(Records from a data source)
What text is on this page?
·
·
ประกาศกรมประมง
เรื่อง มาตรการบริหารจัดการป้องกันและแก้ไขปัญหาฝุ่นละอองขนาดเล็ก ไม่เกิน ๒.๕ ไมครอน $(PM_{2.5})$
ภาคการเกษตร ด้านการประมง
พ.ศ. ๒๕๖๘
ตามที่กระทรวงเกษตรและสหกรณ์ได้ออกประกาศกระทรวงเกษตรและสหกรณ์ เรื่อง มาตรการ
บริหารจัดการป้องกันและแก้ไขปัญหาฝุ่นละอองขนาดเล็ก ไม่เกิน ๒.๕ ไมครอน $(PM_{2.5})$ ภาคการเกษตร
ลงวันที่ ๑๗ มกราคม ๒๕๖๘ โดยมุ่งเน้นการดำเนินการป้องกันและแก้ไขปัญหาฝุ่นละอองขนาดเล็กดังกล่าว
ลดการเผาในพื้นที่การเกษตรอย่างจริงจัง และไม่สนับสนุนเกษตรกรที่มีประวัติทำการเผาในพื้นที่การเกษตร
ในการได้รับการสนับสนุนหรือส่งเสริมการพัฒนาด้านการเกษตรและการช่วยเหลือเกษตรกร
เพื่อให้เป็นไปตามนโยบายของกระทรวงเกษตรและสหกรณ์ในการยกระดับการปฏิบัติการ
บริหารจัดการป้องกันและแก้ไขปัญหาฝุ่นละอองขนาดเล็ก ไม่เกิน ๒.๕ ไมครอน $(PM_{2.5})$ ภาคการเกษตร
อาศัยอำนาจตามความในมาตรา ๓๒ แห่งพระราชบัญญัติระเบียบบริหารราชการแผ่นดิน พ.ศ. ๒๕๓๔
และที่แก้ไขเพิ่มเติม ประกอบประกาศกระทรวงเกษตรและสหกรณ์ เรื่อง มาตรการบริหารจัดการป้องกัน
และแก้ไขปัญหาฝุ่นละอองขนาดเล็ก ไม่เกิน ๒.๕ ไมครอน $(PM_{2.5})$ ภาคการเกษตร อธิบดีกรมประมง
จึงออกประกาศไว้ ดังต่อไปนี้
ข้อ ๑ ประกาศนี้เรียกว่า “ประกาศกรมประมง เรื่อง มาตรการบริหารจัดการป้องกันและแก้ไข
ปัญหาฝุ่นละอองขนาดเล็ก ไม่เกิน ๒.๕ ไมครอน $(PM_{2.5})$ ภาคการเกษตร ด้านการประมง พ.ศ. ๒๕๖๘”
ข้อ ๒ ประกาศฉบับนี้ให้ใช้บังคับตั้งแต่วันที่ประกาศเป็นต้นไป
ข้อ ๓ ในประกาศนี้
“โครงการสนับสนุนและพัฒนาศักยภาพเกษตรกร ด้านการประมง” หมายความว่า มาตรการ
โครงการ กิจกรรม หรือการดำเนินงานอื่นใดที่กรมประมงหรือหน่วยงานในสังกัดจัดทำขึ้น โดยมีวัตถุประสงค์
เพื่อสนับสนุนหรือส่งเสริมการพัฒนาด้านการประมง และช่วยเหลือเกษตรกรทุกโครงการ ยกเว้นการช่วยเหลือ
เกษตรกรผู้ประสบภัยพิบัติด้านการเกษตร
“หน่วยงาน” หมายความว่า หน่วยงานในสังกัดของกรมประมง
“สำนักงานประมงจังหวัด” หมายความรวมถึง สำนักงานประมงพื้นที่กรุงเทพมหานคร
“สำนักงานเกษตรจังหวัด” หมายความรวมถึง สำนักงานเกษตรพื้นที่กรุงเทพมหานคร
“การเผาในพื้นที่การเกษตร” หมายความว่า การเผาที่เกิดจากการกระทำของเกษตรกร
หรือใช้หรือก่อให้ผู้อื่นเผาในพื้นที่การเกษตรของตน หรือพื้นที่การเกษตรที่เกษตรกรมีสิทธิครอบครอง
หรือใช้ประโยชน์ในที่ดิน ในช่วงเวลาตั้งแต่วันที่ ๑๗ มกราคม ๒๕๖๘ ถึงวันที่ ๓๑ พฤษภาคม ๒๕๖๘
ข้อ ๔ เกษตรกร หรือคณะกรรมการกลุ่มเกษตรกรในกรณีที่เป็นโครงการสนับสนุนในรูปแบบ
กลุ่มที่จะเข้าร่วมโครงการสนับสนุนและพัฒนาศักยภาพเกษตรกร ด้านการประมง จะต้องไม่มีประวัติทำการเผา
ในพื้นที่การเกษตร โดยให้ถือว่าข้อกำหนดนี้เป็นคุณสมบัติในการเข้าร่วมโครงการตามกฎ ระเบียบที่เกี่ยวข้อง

- **Task brief**:
Write out each line of the data that holds the string "ประว".

- **The response**:
ลดการเผาในพื้นที่การเกษตรอย่างจริงจัง และไม่สนับสนุนเกษตรกรที่มีประวัติทำการเผาในพื้นที่การเกษตร
กลุ่มที่จะเข้าร่วมโครงการสนับสนุนและพัฒนาศักยภาพเกษตรกร ด้านการประมง จะต้องไม่มีประวัติทำการเผา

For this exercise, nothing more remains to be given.